= PROBLEM DESCRIPTION =
Find how many lines of the listing include the string "twstalker", and report only that figure.

= SUPPLIED MATERIAL =
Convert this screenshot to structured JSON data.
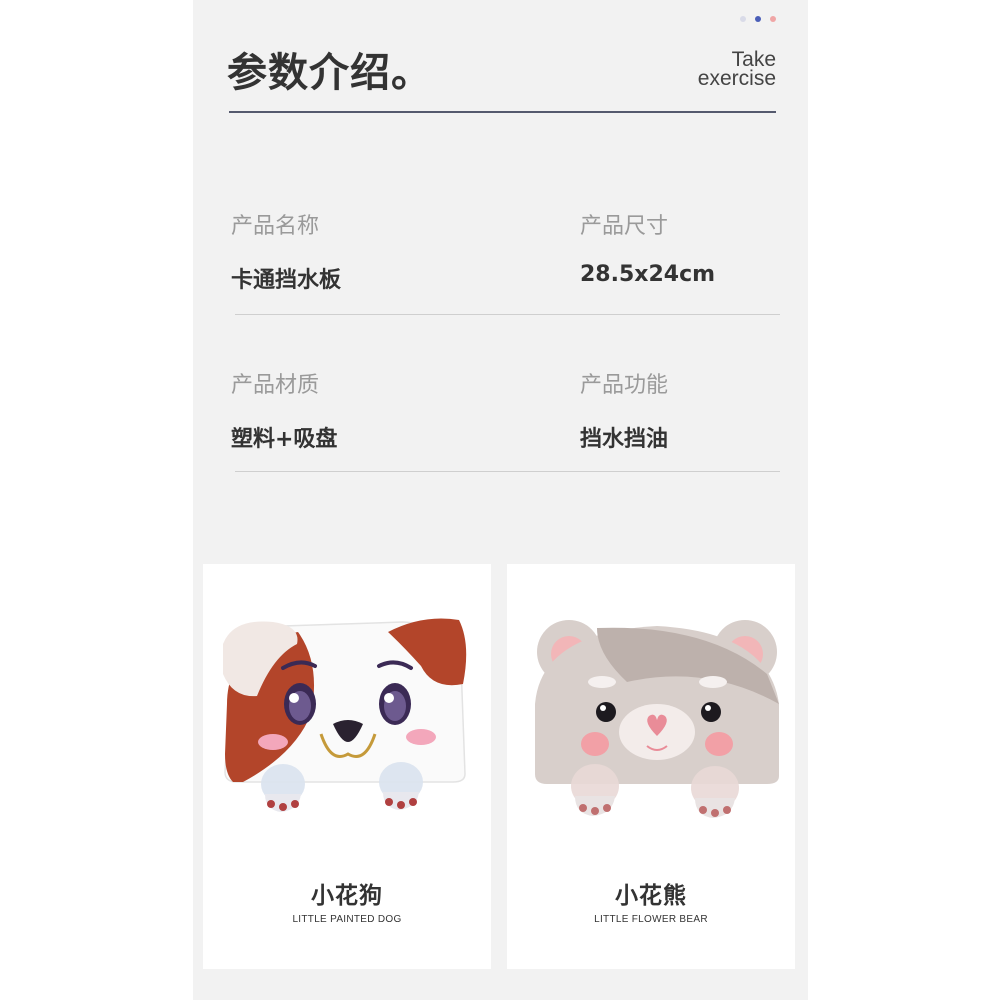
{
  "header": {
    "title": "参数介绍。",
    "en_title_line1": "Take",
    "en_title_line2": "exercise"
  },
  "carousel_dots": [
    {
      "color": "#d9dbe8"
    },
    {
      "color": "#4a5eb8"
    },
    {
      "color": "#f0a6a6"
    }
  ],
  "params": {
    "name": {
      "label": "产品名称",
      "value": "卡通挡水板"
    },
    "size": {
      "label": "产品尺寸",
      "value": "28.5x24cm"
    },
    "material": {
      "label": "产品材质",
      "value": "塑料+吸盘"
    },
    "function": {
      "label": "产品功能",
      "value": "挡水挡油"
    }
  },
  "products": [
    {
      "cn_name": "小花狗",
      "en_name": "LITTLE PAINTED DOG",
      "image": "dog-splash-guard-image"
    },
    {
      "cn_name": "小花熊",
      "en_name": "LITTLE FLOWER BEAR",
      "image": "bear-splash-guard-image"
    }
  ],
  "colors": {
    "page_background": "#f2f2f2",
    "title_text": "#333333",
    "label_text": "#9a9a9a",
    "rule": "#555a6e"
  }
}
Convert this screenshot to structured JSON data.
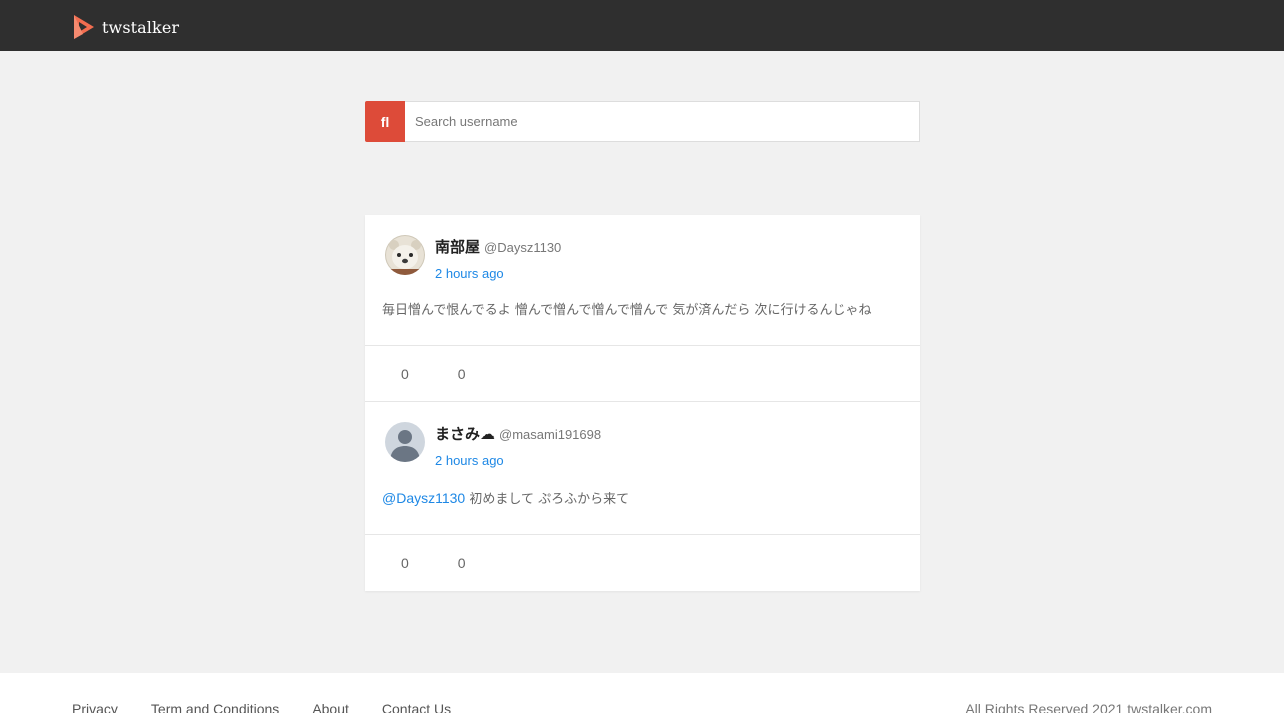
{
  "brand": {
    "name": "twstalker",
    "accent": "#f26d50"
  },
  "search": {
    "button_icon": "ﬂ",
    "button_icon_name": "search-icon",
    "placeholder": "Search username",
    "accent": "#dd4b39"
  },
  "posts": [
    {
      "display_name": "南部屋",
      "handle": "@Daysz1130",
      "time": "2 hours ago",
      "text": "毎日憎んで恨んでるよ 憎んで憎んで憎んで憎んで 気が済んだら 次に行けるんじゃね",
      "mention": "",
      "actions": [
        {
          "icon": "",
          "icon_name": "retweet-icon",
          "count": "0"
        },
        {
          "icon": "",
          "icon_name": "like-icon",
          "count": "0"
        }
      ]
    },
    {
      "display_name": "まさみ☁",
      "handle": "@masami191698",
      "time": "2 hours ago",
      "text": "初めまして ぷろふから来て",
      "mention": "@Daysz1130",
      "actions": [
        {
          "icon": "",
          "icon_name": "retweet-icon",
          "count": "0"
        },
        {
          "icon": "",
          "icon_name": "like-icon",
          "count": "0"
        }
      ]
    }
  ],
  "footer": {
    "links": [
      "Privacy",
      "Term and Conditions",
      "About",
      "Contact Us"
    ],
    "copyright": "All Rights Reserved  2021 twstalker.com"
  }
}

= RESULT BELOW =
2